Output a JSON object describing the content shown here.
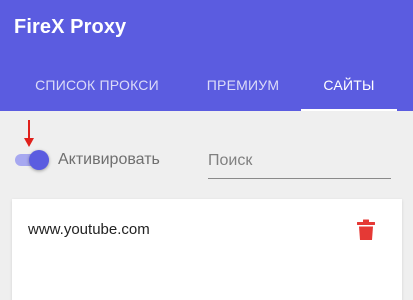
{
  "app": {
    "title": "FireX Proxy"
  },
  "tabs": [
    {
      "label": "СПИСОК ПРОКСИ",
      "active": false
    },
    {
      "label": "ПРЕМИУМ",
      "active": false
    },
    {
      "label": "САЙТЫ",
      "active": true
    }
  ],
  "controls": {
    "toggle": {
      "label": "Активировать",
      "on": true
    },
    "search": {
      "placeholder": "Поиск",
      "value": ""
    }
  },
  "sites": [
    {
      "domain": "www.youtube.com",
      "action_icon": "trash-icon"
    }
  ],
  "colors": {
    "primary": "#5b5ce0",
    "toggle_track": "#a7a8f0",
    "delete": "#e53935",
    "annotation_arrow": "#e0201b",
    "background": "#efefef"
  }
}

________________________

*REQUIREMENTS*. Keep the pictures out of the copy and return the rest of the data above exactly.

*RESPONSE TO THE TASK*.
Output a JSON object describing the content shown here.
{
  "app": {
    "title": "FireX Proxy"
  },
  "tabs": [
    {
      "label": "СПИСОК ПРОКСИ",
      "active": false
    },
    {
      "label": "ПРЕМИУМ",
      "active": false
    },
    {
      "label": "САЙТЫ",
      "active": true
    }
  ],
  "controls": {
    "toggle": {
      "label": "Активировать",
      "on": true
    },
    "search": {
      "placeholder": "Поиск",
      "value": ""
    }
  },
  "sites": [
    {
      "domain": "www.youtube.com",
      "action_icon": "trash-icon"
    }
  ],
  "colors": {
    "primary": "#5b5ce0",
    "toggle_track": "#a7a8f0",
    "delete": "#e53935",
    "annotation_arrow": "#e0201b",
    "background": "#efefef"
  }
}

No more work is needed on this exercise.